— START —

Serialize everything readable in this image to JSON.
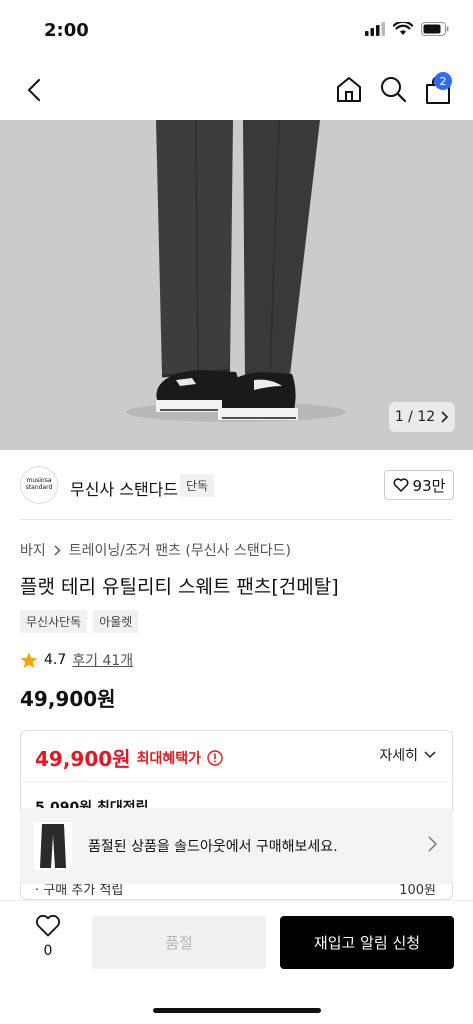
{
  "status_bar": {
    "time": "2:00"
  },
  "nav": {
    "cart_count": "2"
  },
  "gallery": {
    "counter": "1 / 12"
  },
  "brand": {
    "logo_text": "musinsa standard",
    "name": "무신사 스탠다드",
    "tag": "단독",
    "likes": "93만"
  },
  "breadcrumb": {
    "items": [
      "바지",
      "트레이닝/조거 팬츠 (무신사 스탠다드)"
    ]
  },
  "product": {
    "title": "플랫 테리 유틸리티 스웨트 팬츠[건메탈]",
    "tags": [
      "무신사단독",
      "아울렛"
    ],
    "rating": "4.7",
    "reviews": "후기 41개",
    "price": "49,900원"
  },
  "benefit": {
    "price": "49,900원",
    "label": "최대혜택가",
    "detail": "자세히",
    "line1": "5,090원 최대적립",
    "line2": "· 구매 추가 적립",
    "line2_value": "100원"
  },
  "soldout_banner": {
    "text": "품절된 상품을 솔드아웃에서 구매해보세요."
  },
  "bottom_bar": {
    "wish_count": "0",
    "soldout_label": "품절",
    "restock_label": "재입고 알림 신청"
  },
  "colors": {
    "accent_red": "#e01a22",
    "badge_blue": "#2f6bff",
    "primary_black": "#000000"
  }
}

— END —

» Exercise requirements
Retype all the records shown above, character for character. Omit every picture.

» Solution to this task
Serialize everything readable in this image to JSON.
{
  "status_bar": {
    "time": "2:00"
  },
  "nav": {
    "cart_count": "2"
  },
  "gallery": {
    "counter": "1 / 12"
  },
  "brand": {
    "logo_text": "musinsa standard",
    "name": "무신사 스탠다드",
    "tag": "단독",
    "likes": "93만"
  },
  "breadcrumb": {
    "items": [
      "바지",
      "트레이닝/조거 팬츠 (무신사 스탠다드)"
    ]
  },
  "product": {
    "title": "플랫 테리 유틸리티 스웨트 팬츠[건메탈]",
    "tags": [
      "무신사단독",
      "아울렛"
    ],
    "rating": "4.7",
    "reviews": "후기 41개",
    "price": "49,900원"
  },
  "benefit": {
    "price": "49,900원",
    "label": "최대혜택가",
    "detail": "자세히",
    "line1": "5,090원 최대적립",
    "line2": "· 구매 추가 적립",
    "line2_value": "100원"
  },
  "soldout_banner": {
    "text": "품절된 상품을 솔드아웃에서 구매해보세요."
  },
  "bottom_bar": {
    "wish_count": "0",
    "soldout_label": "품절",
    "restock_label": "재입고 알림 신청"
  },
  "colors": {
    "accent_red": "#e01a22",
    "badge_blue": "#2f6bff",
    "primary_black": "#000000"
  }
}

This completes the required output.